Locate and copy each line in the data that contains the word "this".

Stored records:
· · ·
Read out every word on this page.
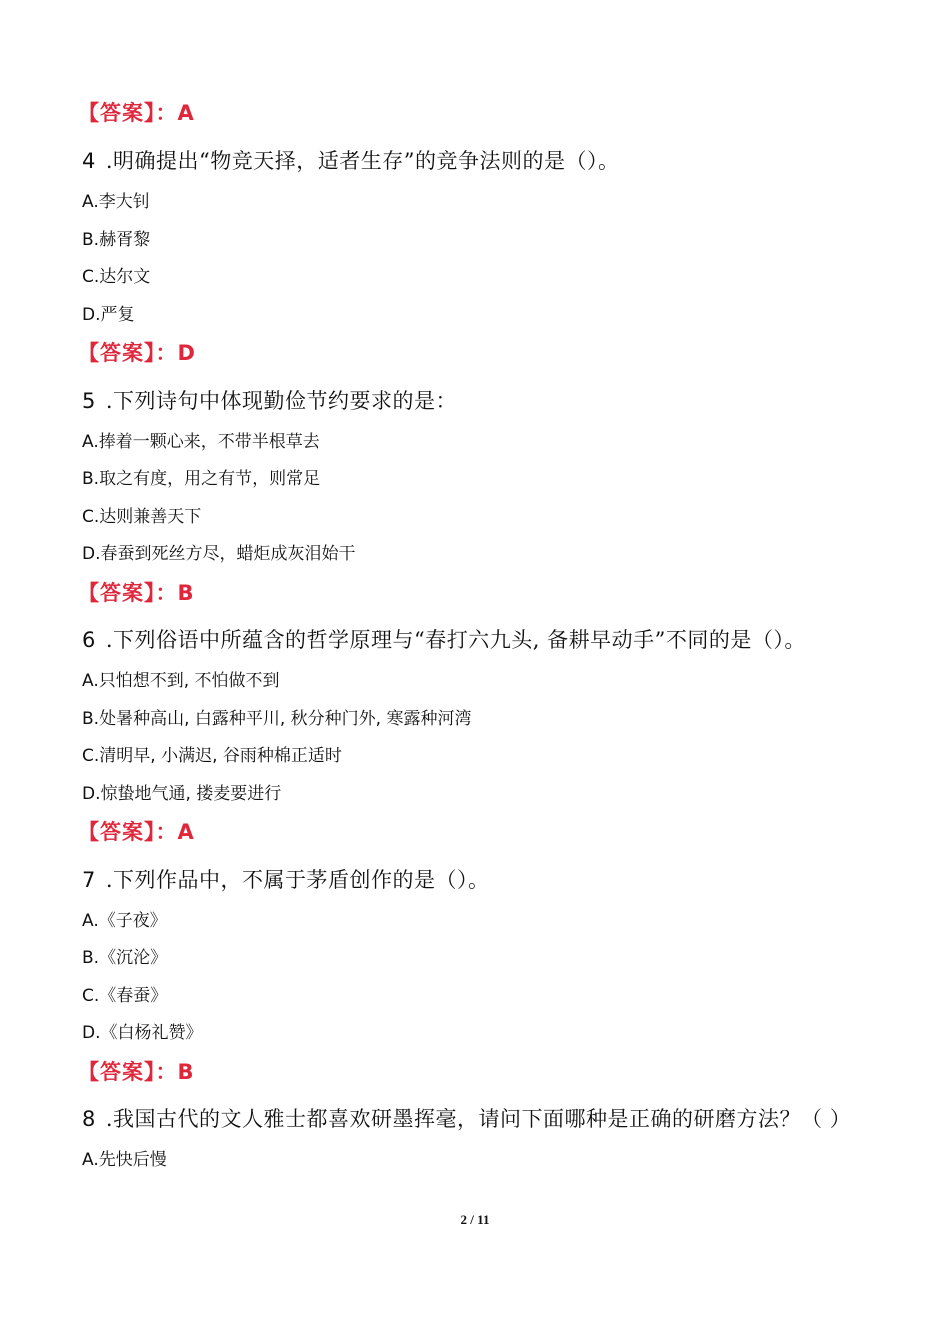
【答案】：A
4 .明确提出“物竞天择，适者生存”的竞争法则的是（）。
A.李大钊
B.赫胥黎
C.达尔文
D.严复
【答案】：D
5 .下列诗句中体现勤俭节约要求的是：
A.捧着一颗心来，不带半根草去
B.取之有度，用之有节，则常足
C.达则兼善天下
D.春蚕到死丝方尽，蜡炬成灰泪始干
【答案】：B
6 .下列俗语中所蕴含的哲学原理与“春打六九头, 备耕早动手”不同的是（）。
A.只怕想不到, 不怕做不到
B.处暑种高山, 白露种平川, 秋分种门外, 寒露种河湾
C.清明早, 小满迟, 谷雨种棉正适时
D.惊蛰地气通, 搂麦要进行
【答案】：A
7 .下列作品中，不属于茅盾创作的是（）。
A.《子夜》
B.《沉沦》
C.《春蚕》
D.《白杨礼赞》
【答案】：B
8 .我国古代的文人雅士都喜欢研墨挥毫，请问下面哪种是正确的研磨方法？（ ）
A.先快后慢
2 / 11
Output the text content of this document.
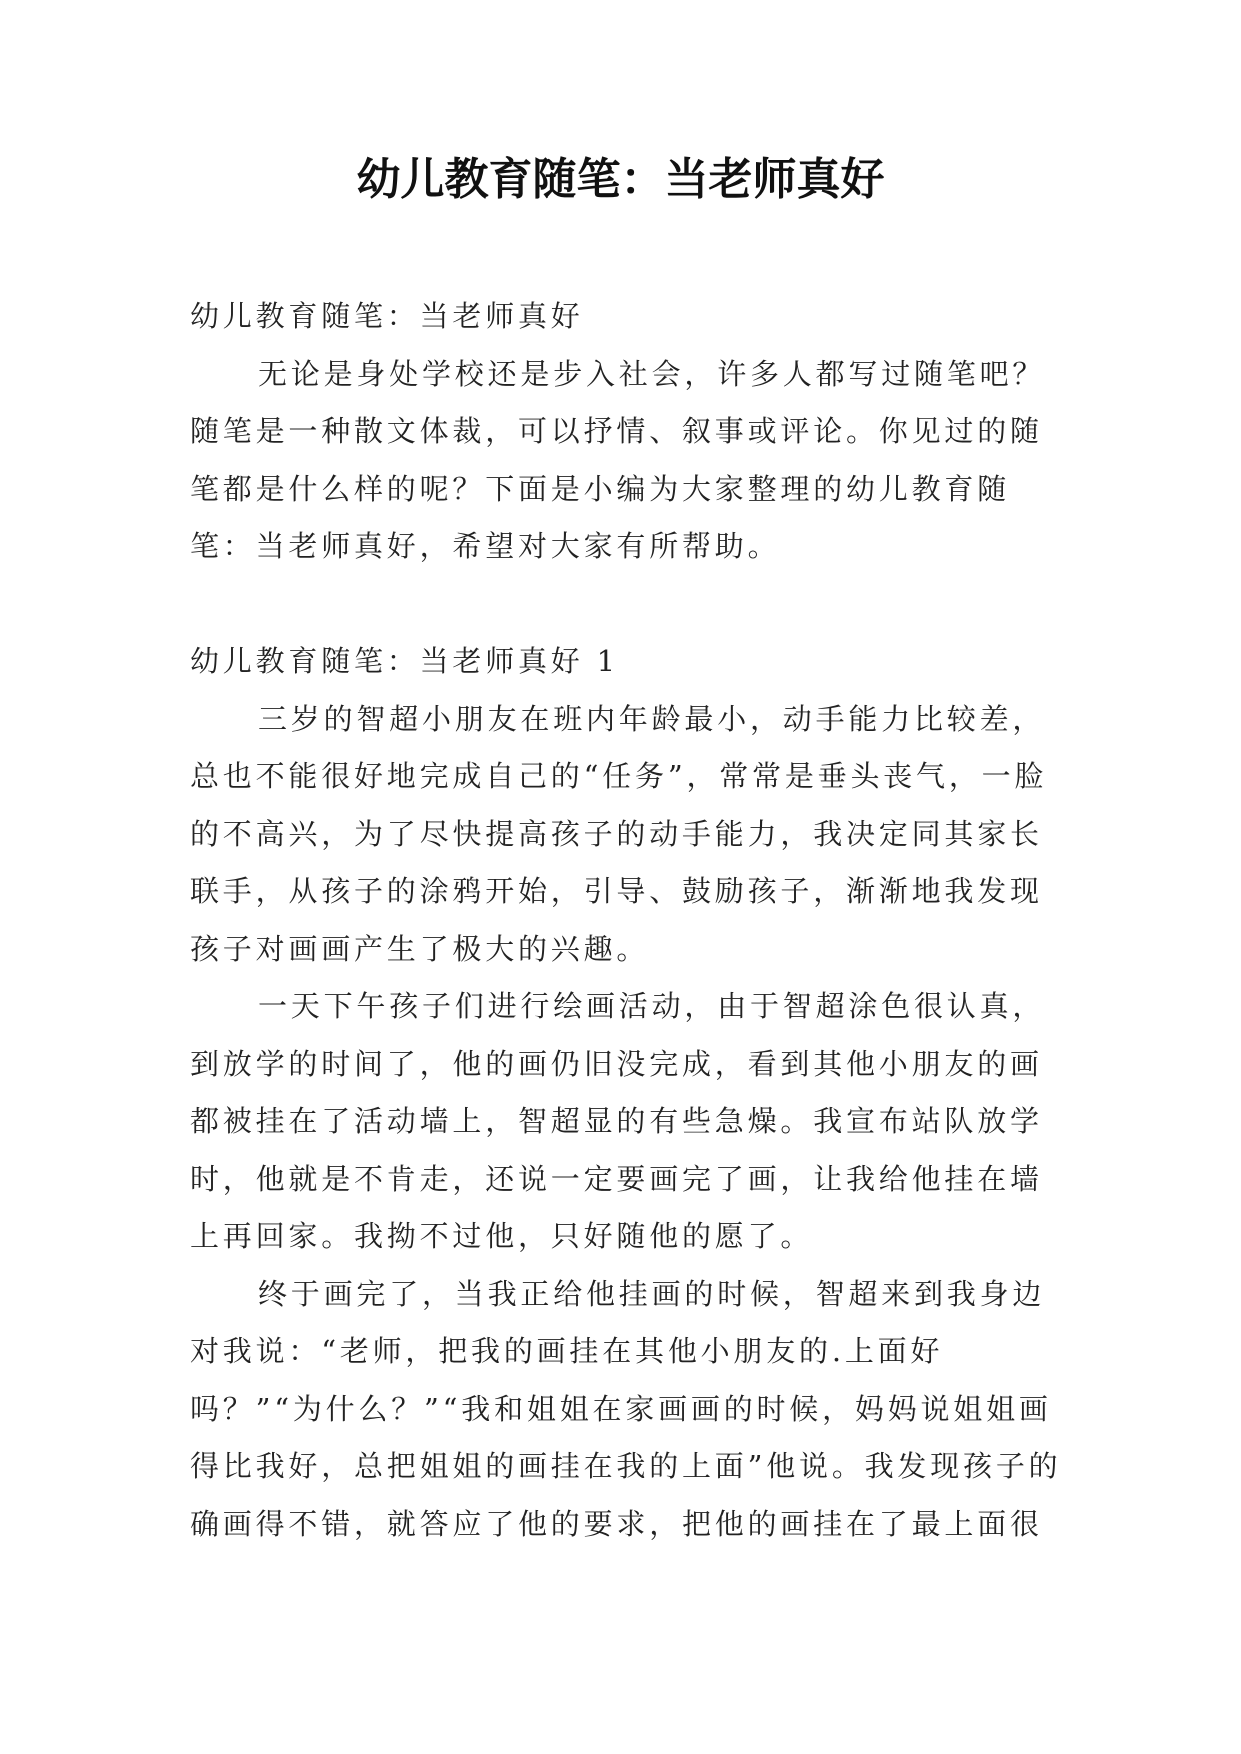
幼儿教育随笔：当老师真好

幼儿教育随笔：当老师真好

无论是身处学校还是步入社会，许多人都写过随笔吧？随笔是一种散文体裁，可以抒情、叙事或评论。你见过的随笔都是什么样的呢？下面是小编为大家整理的幼儿教育随笔：当老师真好，希望对大家有所帮助。

幼儿教育随笔：当老师真好 1

三岁的智超小朋友在班内年龄最小，动手能力比较差，总也不能很好地完成自己的“任务”，常常是垂头丧气，一脸的不高兴，为了尽快提高孩子的动手能力，我决定同其家长联手，从孩子的涂鸦开始，引导、鼓励孩子，渐渐地我发现孩子对画画产生了极大的兴趣。

一天下午孩子们进行绘画活动，由于智超涂色很认真，到放学的时间了，他的画仍旧没完成，看到其他小朋友的画都被挂在了活动墙上，智超显的有些急燥。我宣布站队放学时，他就是不肯走，还说一定要画完了画，让我给他挂在墙上再回家。我拗不过他，只好随他的愿了。

终于画完了，当我正给他挂画的时候，智超来到我身边对我说：“老师，把我的画挂在其他小朋友的.上面好吗？”“为什么？”“我和姐姐在家画画的时候，妈妈说姐姐画得比我好，总把姐姐的画挂在我的上面”他说。我发现孩子的确画得不错，就答应了他的要求，把他的画挂在了最上面很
· · ·
# [THE RESULT]
Read out every word on this page.
Output the text content of this document.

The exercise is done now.